_Stored data:_
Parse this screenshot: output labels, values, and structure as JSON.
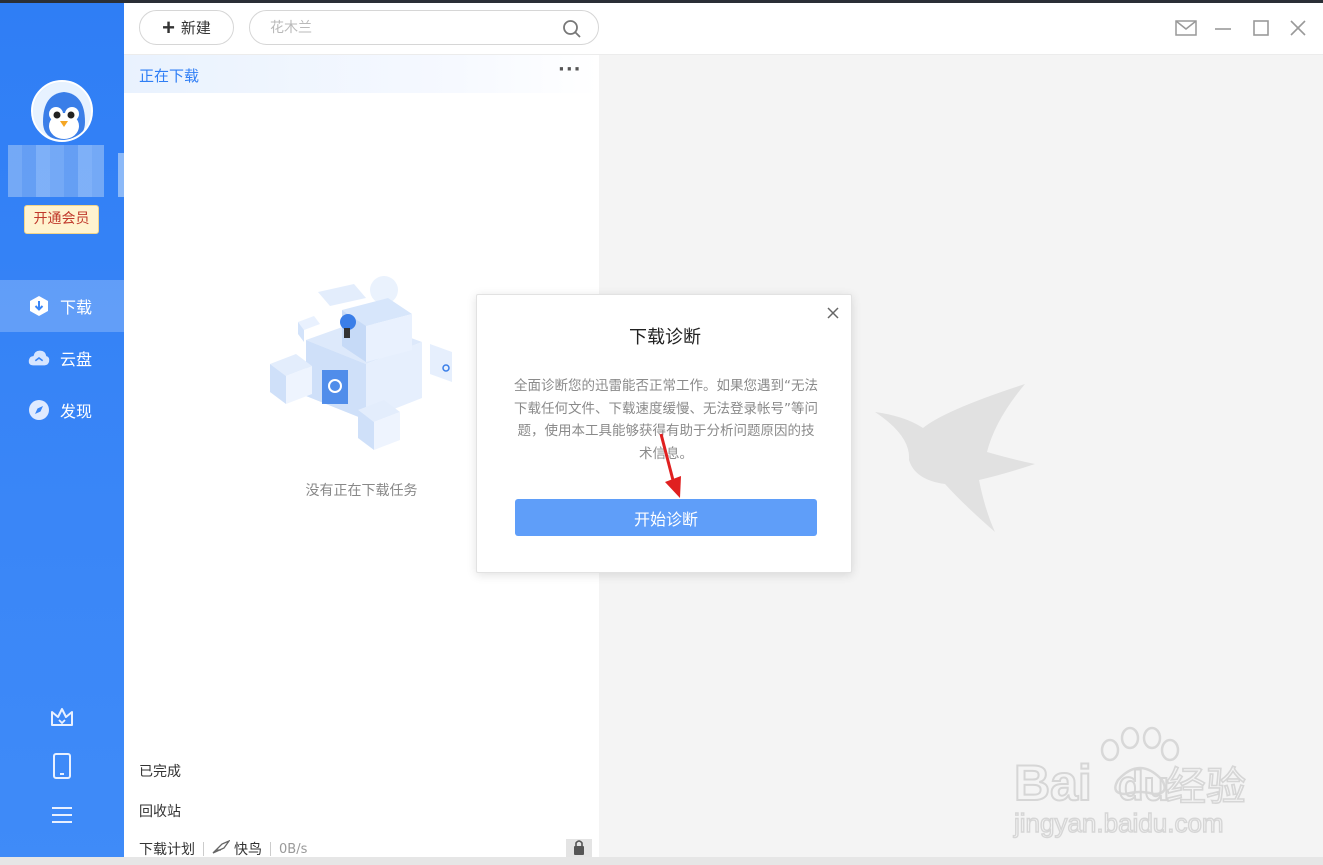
{
  "toolbar": {
    "new_label": "新建",
    "search_placeholder": "花木兰"
  },
  "sidebar": {
    "vip_label": "开通会员",
    "items": [
      {
        "label": "下载",
        "icon": "download-icon",
        "active": true
      },
      {
        "label": "云盘",
        "icon": "cloud-icon",
        "active": false
      },
      {
        "label": "发现",
        "icon": "compass-icon",
        "active": false
      }
    ],
    "bottom_icons": [
      "crown-icon",
      "phone-icon",
      "menu-icon"
    ]
  },
  "list": {
    "tab_label": "正在下载",
    "more_label": "···",
    "empty_text": "没有正在下载任务",
    "completed_label": "已完成",
    "recycle_label": "回收站",
    "plan_label": "下载计划",
    "kuainiao_label": "快鸟",
    "speed": "0B/s"
  },
  "dialog": {
    "title": "下载诊断",
    "description": "全面诊断您的迅雷能否正常工作。如果您遇到“无法下载任何文件、下载速度缓慢、无法登录帐号”等问题，使用本工具能够获得有助于分析问题原因的技术信息。",
    "button_label": "开始诊断"
  },
  "colors": {
    "sidebar_blue": "#2f7ef5",
    "accent_blue": "#2f7ef5",
    "button_blue": "#5f9ef9",
    "vip_text": "#c0392b",
    "arrow_red": "#e02020"
  }
}
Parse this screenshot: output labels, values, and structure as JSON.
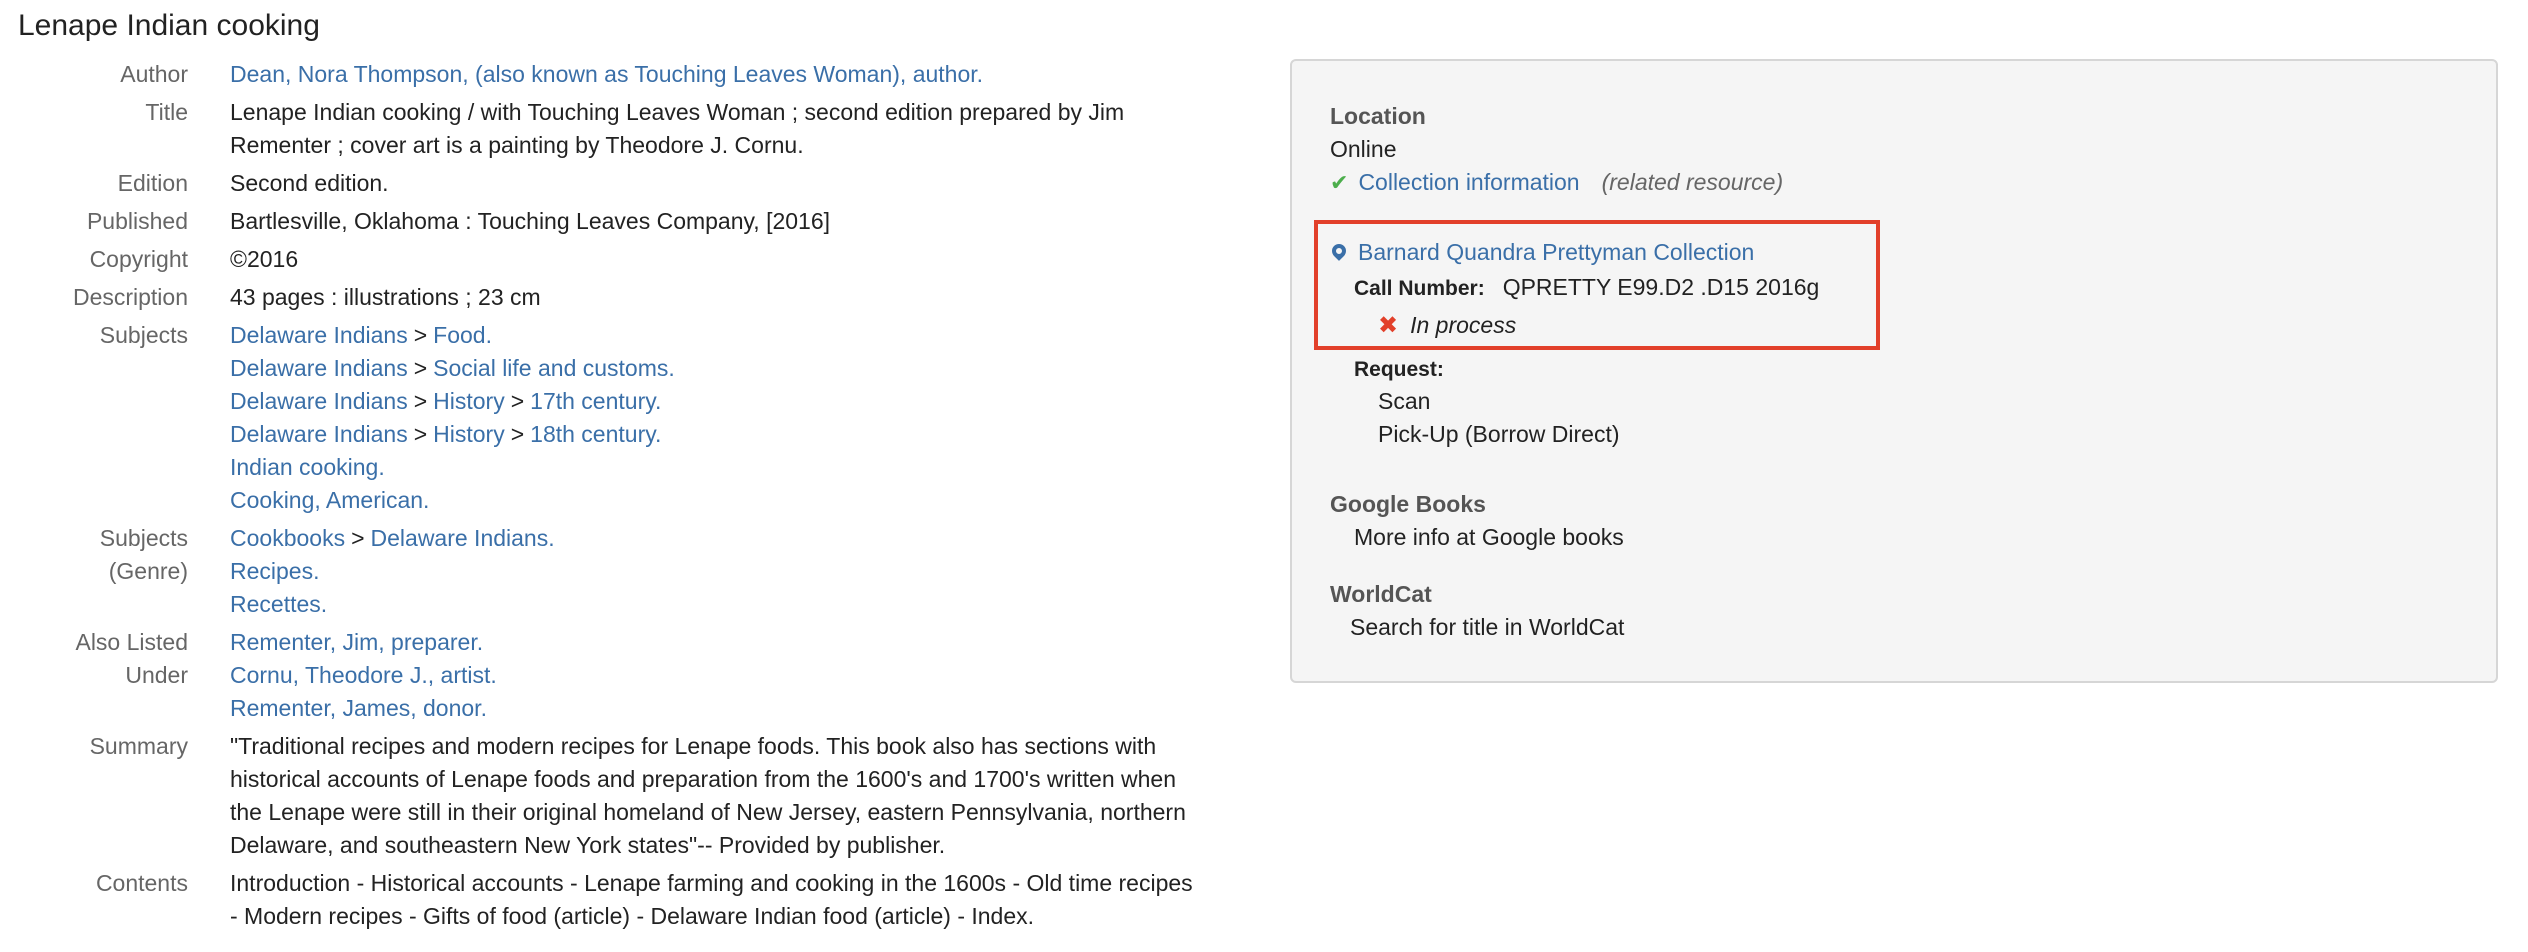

_Required task:_
Copy each line exactly, and leave the pictures out of your copy.

_The response:_
Parse this screenshot: output labels, values, and structure as JSON.
{
  "toolbar": {
    "new_label": "新建",
    "search_placeholder": "花木兰"
  },
  "sidebar": {
    "vip_label": "开通会员",
    "items": [
      {
        "label": "下载",
        "icon": "download-icon",
        "active": true
      },
      {
        "label": "云盘",
        "icon": "cloud-icon",
        "active": false
      },
      {
        "label": "发现",
        "icon": "compass-icon",
        "active": false
      }
    ],
    "bottom_icons": [
      "crown-icon",
      "phone-icon",
      "menu-icon"
    ]
  },
  "list": {
    "tab_label": "正在下载",
    "more_label": "···",
    "empty_text": "没有正在下载任务",
    "completed_label": "已完成",
    "recycle_label": "回收站",
    "plan_label": "下载计划",
    "kuainiao_label": "快鸟",
    "speed": "0B/s"
  },
  "dialog": {
    "title": "下载诊断",
    "description": "全面诊断您的迅雷能否正常工作。如果您遇到“无法下载任何文件、下载速度缓慢、无法登录帐号”等问题，使用本工具能够获得有助于分析问题原因的技术信息。",
    "button_label": "开始诊断"
  },
  "colors": {
    "sidebar_blue": "#2f7ef5",
    "accent_blue": "#2f7ef5",
    "button_blue": "#5f9ef9",
    "vip_text": "#c0392b",
    "arrow_red": "#e02020"
  }
}
Parse this screenshot: output labels, values, and structure as JSON.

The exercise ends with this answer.